**EXTRACTED MATERIAL**
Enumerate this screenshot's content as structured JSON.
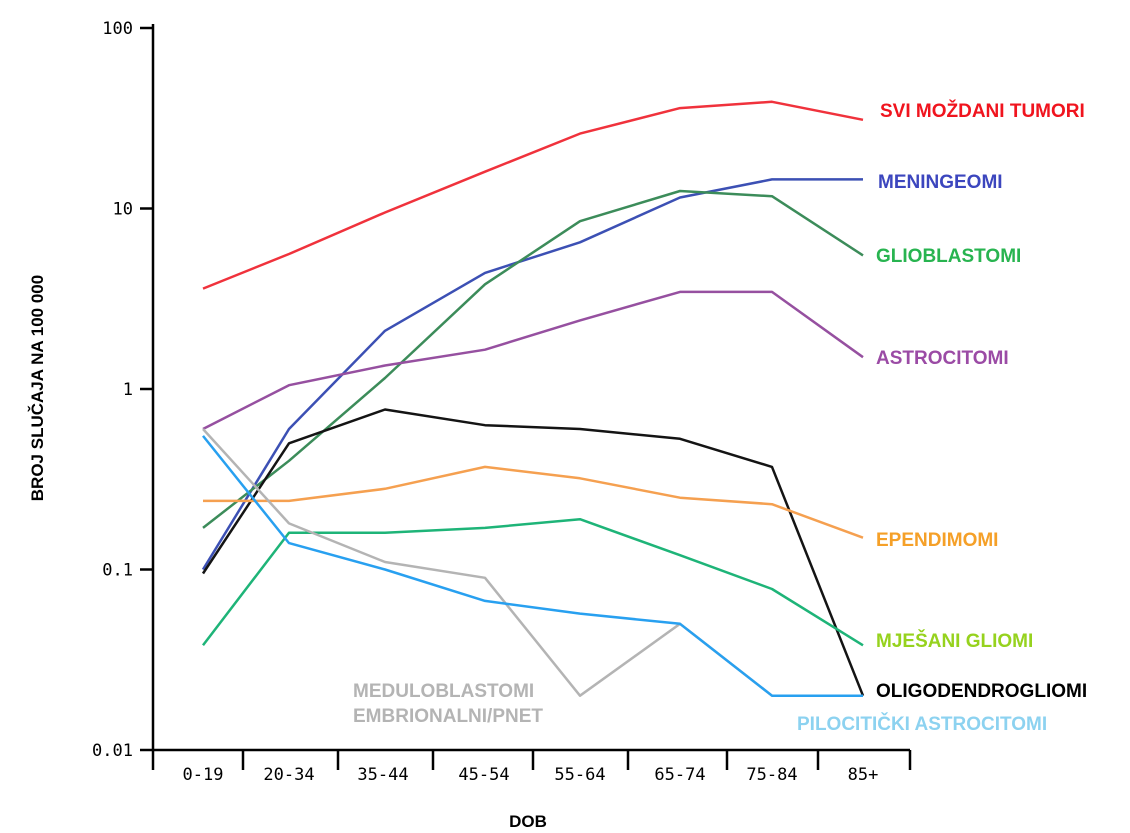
{
  "chart_data": {
    "type": "line",
    "xlabel": "DOB",
    "ylabel": "BROJ SLUČAJA NA 100 000",
    "yscale": "log",
    "ylim": [
      0.01,
      100
    ],
    "yticks": [
      "100",
      "10",
      "1",
      "0.1",
      "0.01"
    ],
    "ytick_values": [
      100,
      10,
      1,
      0.1,
      0.01
    ],
    "categories": [
      "0-19",
      "20-34",
      "35-44",
      "45-54",
      "55-64",
      "65-74",
      "75-84",
      "85+"
    ],
    "grid": false,
    "series": [
      {
        "name": "SVI MOŽDANI TUMORI",
        "color": "#f0323c",
        "label_color": "#f0141e",
        "values": [
          3.6,
          5.6,
          9.5,
          16,
          26,
          36,
          39,
          31
        ]
      },
      {
        "name": "MENINGEOMI",
        "color": "#3c50b4",
        "label_color": "#3c46be",
        "values": [
          0.1,
          0.6,
          2.1,
          4.4,
          6.5,
          11.5,
          14.5,
          14.5
        ]
      },
      {
        "name": "GLIOBLASTOMI",
        "color": "#3c8c5a",
        "label_color": "#28b450",
        "values": [
          0.17,
          0.4,
          1.15,
          3.8,
          8.5,
          12.5,
          11.7,
          5.5
        ]
      },
      {
        "name": "ASTROCITOMI",
        "color": "#9650a0",
        "label_color": "#9b4ba5",
        "values": [
          0.6,
          1.05,
          1.35,
          1.65,
          2.4,
          3.45,
          3.45,
          1.5
        ]
      },
      {
        "name": "OLIGODENDROGLIOMI",
        "color": "#141414",
        "label_color": "#000000",
        "values": [
          0.095,
          0.5,
          0.77,
          0.63,
          0.6,
          0.53,
          0.37,
          0.02
        ]
      },
      {
        "name": "EPENDIMOMI",
        "color": "#f5a050",
        "label_color": "#f5a028",
        "values": [
          0.24,
          0.24,
          0.28,
          0.37,
          0.32,
          0.25,
          0.23,
          0.15
        ]
      },
      {
        "name": "MJEŠANI GLIOMI",
        "color": "#1eb478",
        "label_color": "#96d21e",
        "values": [
          0.038,
          0.16,
          0.16,
          0.17,
          0.19,
          0.12,
          0.078,
          0.038
        ]
      },
      {
        "name": "MEDULOBLASTOMI EMBRIONALNI/PNET",
        "color": "#b4b4b4",
        "label_color": "#b4b4b4",
        "values": [
          0.6,
          0.18,
          0.11,
          0.09,
          0.02,
          0.05,
          0.02,
          0.02
        ]
      },
      {
        "name": "PILOCITIČKI ASTROCITOMI",
        "color": "#28a0f0",
        "label_color": "#8cd2f0",
        "values": [
          0.55,
          0.14,
          0.1,
          0.067,
          0.057,
          0.05,
          0.02,
          0.02
        ]
      }
    ],
    "labels": [
      {
        "series": 0,
        "lines": [
          "SVI MOŽDANI TUMORI"
        ]
      },
      {
        "series": 1,
        "lines": [
          "MENINGEOMI"
        ]
      },
      {
        "series": 2,
        "lines": [
          "GLIOBLASTOMI"
        ]
      },
      {
        "series": 3,
        "lines": [
          "ASTROCITOMI"
        ]
      },
      {
        "series": 5,
        "lines": [
          "EPENDIMOMI"
        ]
      },
      {
        "series": 6,
        "lines": [
          "MJEŠANI GLIOMI"
        ]
      },
      {
        "series": 4,
        "lines": [
          "OLIGODENDROGLIOMI"
        ]
      },
      {
        "series": 7,
        "lines": [
          "MEDULOBLASTOMI",
          "EMBRIONALNI/PNET"
        ]
      },
      {
        "series": 8,
        "lines": [
          "PILOCITIČKI ASTROCITOMI"
        ]
      }
    ]
  }
}
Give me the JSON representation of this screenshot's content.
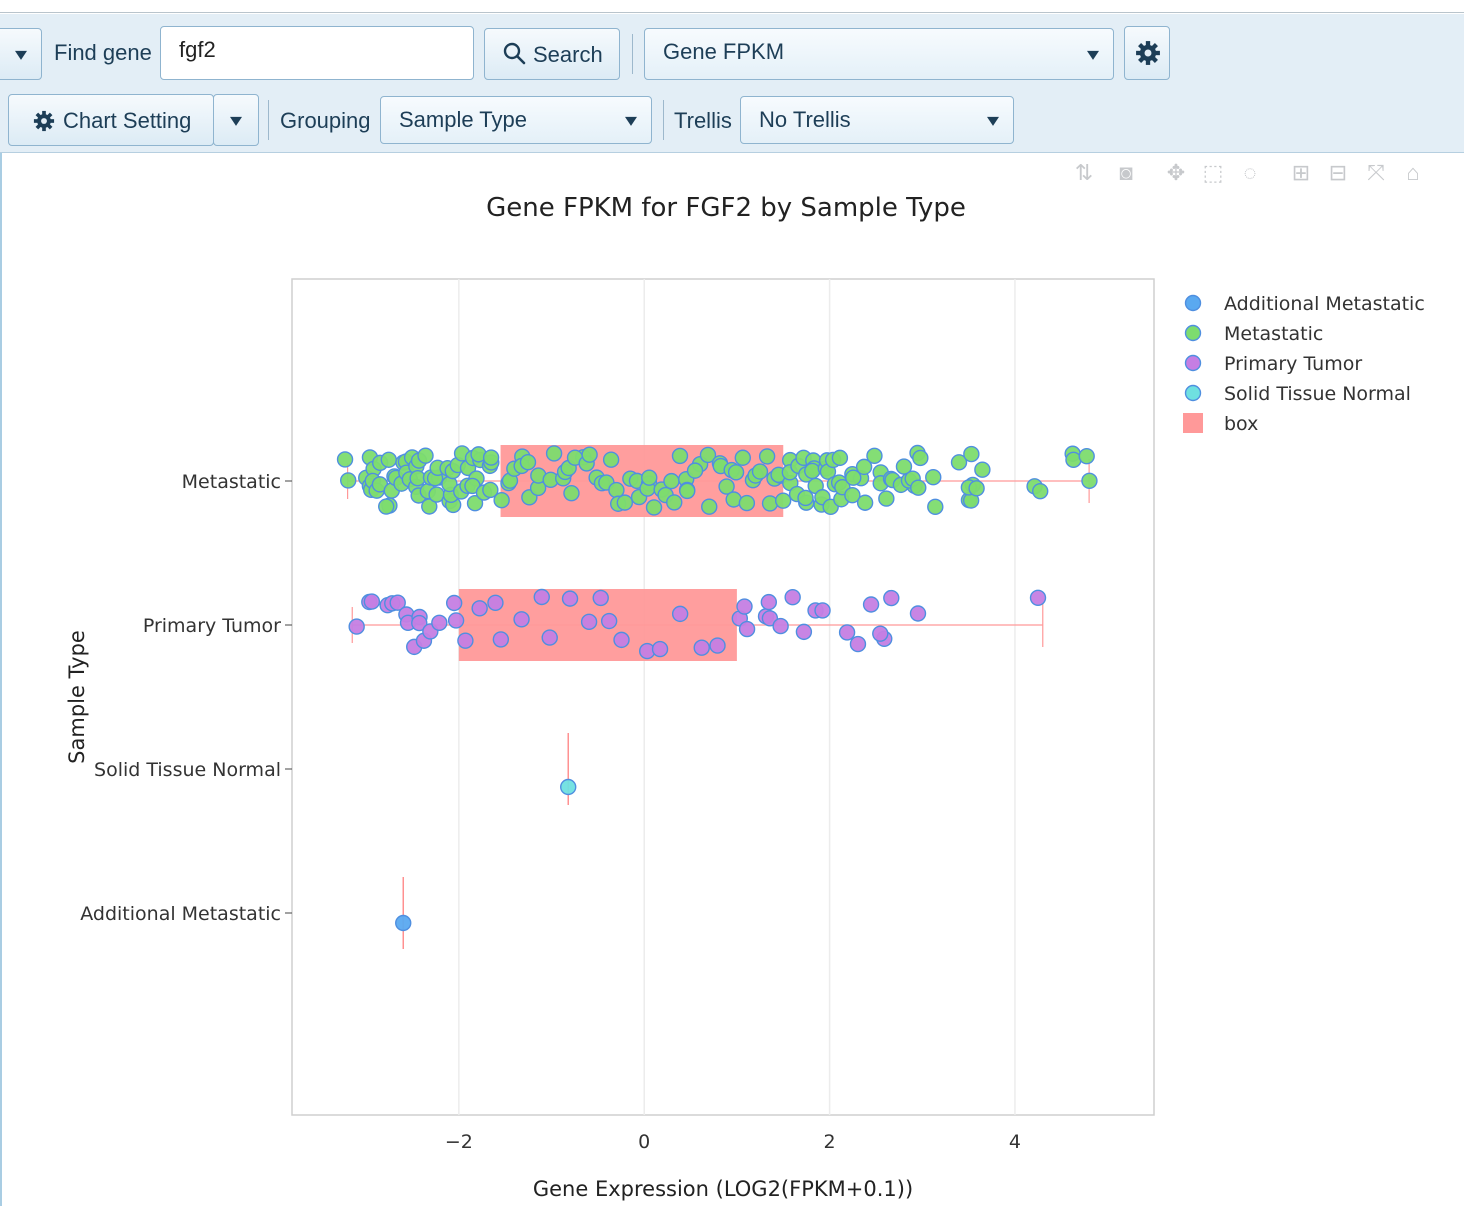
{
  "toolbar": {
    "find_gene_label": "Find gene",
    "gene_input_value": "fgf2",
    "search_label": "Search",
    "measure_select": "Gene FPKM",
    "chart_setting_label": "Chart Setting",
    "grouping_label": "Grouping",
    "grouping_value": "Sample Type",
    "trellis_label": "Trellis",
    "trellis_value": "No Trellis"
  },
  "modebar": [
    "sort-icon",
    "camera-icon",
    "pan-icon",
    "box-select-icon",
    "lasso-icon",
    "zoom-in-icon",
    "zoom-out-icon",
    "autoscale-icon",
    "home-icon"
  ],
  "chart_data": {
    "type": "box",
    "title": "Gene FPKM for FGF2 by Sample Type",
    "xlabel": "Gene Expression (LOG2(FPKM+0.1))",
    "ylabel": "Sample Type",
    "xlim": [
      -3.8,
      5.5
    ],
    "xticks": [
      -2,
      0,
      2,
      4
    ],
    "xtick_labels": [
      "−2",
      "0",
      "2",
      "4"
    ],
    "categories": [
      "Metastatic",
      "Primary Tumor",
      "Solid Tissue Normal",
      "Additional Metastatic"
    ],
    "legend": [
      {
        "name": "Additional Metastatic",
        "color": "#5aa9f0"
      },
      {
        "name": "Metastatic",
        "color": "#7ddc6e"
      },
      {
        "name": "Primary Tumor",
        "color": "#c57ee3"
      },
      {
        "name": "Solid Tissue Normal",
        "color": "#6fe0e0"
      },
      {
        "name": "box",
        "color": "#ff9999"
      }
    ],
    "legend_position": "top-right",
    "boxes": [
      {
        "category": "Metastatic",
        "whisker_low": -3.2,
        "q1": -1.55,
        "q3": 1.5,
        "whisker_high": 4.8
      },
      {
        "category": "Primary Tumor",
        "whisker_low": -3.15,
        "q1": -2.0,
        "q3": 1.0,
        "whisker_high": 4.3
      },
      {
        "category": "Solid Tissue Normal",
        "whisker_low": -0.82,
        "q1": -0.82,
        "q3": -0.82,
        "whisker_high": -0.82
      },
      {
        "category": "Additional Metastatic",
        "whisker_low": -2.6,
        "q1": -2.6,
        "q3": -2.6,
        "whisker_high": -2.6
      }
    ],
    "points": {
      "Metastatic": [
        -3.2,
        -3.0,
        -2.95,
        -2.9,
        -2.85,
        -2.8,
        -2.75,
        -2.7,
        -2.65,
        -2.6,
        -2.55,
        -2.5,
        -2.45,
        -2.4,
        -2.35,
        -2.3,
        -2.25,
        -2.2,
        -2.15,
        -2.1,
        -2.05,
        -2.0,
        -1.95,
        -1.9,
        -1.85,
        -1.8,
        -1.75,
        -1.7,
        -1.6,
        -1.5,
        -1.4,
        -1.3,
        -1.2,
        -1.1,
        -1.0,
        -0.9,
        -0.8,
        -0.7,
        -0.6,
        -0.5,
        -0.4,
        -0.3,
        -0.2,
        -0.1,
        0.0,
        0.1,
        0.2,
        0.3,
        0.4,
        0.5,
        0.6,
        0.7,
        0.8,
        0.9,
        1.0,
        1.1,
        1.2,
        1.3,
        1.4,
        1.5,
        1.55,
        1.6,
        1.65,
        1.7,
        1.75,
        1.8,
        1.85,
        1.9,
        1.95,
        2.0,
        2.05,
        2.1,
        2.15,
        2.2,
        2.3,
        2.4,
        2.5,
        2.6,
        2.7,
        2.8,
        2.9,
        2.95,
        3.0,
        3.1,
        3.45,
        3.5,
        3.55,
        3.6,
        4.25,
        4.65,
        4.8
      ],
      "Primary Tumor": [
        -3.15,
        -2.95,
        -2.9,
        -2.75,
        -2.7,
        -2.65,
        -2.6,
        -2.55,
        -2.5,
        -2.45,
        -2.4,
        -2.35,
        -2.3,
        -2.25,
        -2.05,
        -2.0,
        -1.95,
        -1.8,
        -1.6,
        -1.5,
        -1.3,
        -1.1,
        -1.0,
        -0.8,
        -0.6,
        -0.5,
        -0.4,
        -0.2,
        0.0,
        0.2,
        0.4,
        0.6,
        0.8,
        1.0,
        1.05,
        1.1,
        1.3,
        1.35,
        1.4,
        1.5,
        1.55,
        1.75,
        1.8,
        1.9,
        2.2,
        2.35,
        2.5,
        2.55,
        2.6,
        2.7,
        2.9,
        4.3
      ],
      "Solid Tissue Normal": [
        -0.82
      ],
      "Additional Metastatic": [
        -2.6
      ]
    }
  }
}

**PROBLEM TO SOLVE**
Where a line in the records above holds the string "EMBRIONALNI", it counts toward the total; give that total alone.

**ANSWER SPACE**
2